## [Task brief]
Return all lines below containing the word "process".

## [Dataset items]
.....

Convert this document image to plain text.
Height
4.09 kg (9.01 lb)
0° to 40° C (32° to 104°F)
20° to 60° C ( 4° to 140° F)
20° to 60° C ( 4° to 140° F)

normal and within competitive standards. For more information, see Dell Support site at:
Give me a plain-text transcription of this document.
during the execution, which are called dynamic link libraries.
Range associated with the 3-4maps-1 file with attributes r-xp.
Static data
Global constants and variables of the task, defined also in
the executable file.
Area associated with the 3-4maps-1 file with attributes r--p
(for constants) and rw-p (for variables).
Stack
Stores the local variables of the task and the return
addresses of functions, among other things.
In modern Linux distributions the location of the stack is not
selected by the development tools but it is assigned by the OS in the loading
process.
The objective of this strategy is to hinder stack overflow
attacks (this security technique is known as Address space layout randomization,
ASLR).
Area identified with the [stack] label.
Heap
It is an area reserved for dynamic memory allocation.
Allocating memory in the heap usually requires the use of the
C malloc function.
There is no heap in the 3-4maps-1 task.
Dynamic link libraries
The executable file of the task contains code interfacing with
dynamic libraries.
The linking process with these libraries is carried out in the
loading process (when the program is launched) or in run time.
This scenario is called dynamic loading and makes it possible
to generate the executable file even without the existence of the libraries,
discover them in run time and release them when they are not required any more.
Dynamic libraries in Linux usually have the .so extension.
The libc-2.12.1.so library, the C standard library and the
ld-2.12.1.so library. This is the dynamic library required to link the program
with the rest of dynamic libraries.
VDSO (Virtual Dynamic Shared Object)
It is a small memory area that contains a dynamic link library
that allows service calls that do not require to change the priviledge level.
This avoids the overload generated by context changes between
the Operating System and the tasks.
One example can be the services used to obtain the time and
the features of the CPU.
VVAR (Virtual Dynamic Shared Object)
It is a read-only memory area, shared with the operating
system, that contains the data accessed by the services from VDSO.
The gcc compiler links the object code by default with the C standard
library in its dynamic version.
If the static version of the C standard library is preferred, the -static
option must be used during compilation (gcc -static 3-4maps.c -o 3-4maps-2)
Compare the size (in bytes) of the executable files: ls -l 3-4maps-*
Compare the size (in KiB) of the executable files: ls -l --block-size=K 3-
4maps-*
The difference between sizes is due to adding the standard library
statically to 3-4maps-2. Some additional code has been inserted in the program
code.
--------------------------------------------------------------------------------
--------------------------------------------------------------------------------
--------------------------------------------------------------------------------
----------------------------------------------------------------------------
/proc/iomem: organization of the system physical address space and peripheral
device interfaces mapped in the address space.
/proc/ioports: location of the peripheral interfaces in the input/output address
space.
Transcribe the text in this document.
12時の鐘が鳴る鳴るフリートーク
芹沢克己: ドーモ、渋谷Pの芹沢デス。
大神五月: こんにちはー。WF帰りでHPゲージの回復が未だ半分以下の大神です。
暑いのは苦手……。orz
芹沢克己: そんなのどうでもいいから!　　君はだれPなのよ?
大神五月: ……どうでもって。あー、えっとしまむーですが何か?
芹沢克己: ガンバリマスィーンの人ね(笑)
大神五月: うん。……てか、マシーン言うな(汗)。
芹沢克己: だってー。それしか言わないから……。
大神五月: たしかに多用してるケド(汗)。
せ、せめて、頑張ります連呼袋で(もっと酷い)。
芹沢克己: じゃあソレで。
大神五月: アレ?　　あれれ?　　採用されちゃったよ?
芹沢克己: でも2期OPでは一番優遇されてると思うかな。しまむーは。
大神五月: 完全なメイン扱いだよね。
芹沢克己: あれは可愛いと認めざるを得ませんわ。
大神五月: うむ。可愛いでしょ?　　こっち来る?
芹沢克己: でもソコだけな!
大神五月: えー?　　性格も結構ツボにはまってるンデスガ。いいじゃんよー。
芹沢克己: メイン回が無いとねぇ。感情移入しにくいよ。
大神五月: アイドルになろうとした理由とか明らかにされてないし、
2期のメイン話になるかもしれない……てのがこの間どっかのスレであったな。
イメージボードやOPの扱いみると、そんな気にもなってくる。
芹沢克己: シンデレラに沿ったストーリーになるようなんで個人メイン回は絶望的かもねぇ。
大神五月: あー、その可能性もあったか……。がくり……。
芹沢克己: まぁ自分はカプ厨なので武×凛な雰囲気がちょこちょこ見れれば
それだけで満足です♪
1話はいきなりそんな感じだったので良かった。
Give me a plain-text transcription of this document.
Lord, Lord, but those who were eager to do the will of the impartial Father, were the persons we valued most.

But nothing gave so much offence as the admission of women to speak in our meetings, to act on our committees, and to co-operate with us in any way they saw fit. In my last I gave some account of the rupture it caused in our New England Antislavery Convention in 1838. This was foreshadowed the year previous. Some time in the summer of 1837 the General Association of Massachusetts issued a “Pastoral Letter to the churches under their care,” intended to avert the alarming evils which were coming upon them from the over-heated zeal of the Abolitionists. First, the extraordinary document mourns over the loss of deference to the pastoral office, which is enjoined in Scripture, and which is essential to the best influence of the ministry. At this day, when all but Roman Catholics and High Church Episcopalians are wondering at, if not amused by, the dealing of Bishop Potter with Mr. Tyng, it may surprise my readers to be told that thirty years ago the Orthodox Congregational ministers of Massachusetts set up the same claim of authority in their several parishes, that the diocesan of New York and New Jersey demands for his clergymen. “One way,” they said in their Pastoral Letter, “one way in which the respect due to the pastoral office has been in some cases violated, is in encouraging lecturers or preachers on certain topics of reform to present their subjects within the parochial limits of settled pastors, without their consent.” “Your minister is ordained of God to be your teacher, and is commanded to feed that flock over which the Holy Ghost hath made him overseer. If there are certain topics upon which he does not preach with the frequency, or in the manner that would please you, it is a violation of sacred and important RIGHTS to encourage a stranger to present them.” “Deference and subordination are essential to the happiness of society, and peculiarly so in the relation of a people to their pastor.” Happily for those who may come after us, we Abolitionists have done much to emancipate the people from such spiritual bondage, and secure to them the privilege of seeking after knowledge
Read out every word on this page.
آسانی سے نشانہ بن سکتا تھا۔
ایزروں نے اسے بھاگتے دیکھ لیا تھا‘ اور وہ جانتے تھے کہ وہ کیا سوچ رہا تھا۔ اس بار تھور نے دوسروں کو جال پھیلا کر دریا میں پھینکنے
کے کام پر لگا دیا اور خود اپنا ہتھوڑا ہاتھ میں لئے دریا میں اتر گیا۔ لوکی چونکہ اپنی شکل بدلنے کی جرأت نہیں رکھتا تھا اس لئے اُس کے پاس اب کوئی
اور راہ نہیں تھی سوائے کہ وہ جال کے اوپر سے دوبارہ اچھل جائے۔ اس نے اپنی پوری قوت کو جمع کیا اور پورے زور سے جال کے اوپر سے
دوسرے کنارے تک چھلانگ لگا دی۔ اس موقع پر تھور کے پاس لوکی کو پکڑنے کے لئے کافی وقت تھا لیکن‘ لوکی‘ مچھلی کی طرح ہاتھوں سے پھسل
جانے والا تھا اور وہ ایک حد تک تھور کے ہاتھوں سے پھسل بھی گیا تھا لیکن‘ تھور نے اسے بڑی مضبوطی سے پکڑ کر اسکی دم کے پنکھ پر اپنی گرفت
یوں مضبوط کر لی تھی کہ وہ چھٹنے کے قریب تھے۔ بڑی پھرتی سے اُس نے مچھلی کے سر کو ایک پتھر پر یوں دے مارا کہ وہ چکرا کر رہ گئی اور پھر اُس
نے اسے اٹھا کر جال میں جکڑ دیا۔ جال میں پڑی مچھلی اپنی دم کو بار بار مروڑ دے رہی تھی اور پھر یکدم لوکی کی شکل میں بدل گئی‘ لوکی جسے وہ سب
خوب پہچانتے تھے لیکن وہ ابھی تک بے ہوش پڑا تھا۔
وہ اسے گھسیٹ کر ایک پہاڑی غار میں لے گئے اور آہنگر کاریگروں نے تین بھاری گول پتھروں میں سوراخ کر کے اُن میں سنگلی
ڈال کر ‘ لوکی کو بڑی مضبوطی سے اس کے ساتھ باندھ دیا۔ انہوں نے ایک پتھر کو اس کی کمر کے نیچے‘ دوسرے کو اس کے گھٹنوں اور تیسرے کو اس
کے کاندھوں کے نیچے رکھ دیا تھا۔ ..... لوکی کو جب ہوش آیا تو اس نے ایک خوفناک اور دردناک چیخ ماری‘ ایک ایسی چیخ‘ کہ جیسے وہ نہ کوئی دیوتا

.....

## [The reply]
process.
The linking process with these libraries is carried out in the
loading process (when the program is launched) or in run time.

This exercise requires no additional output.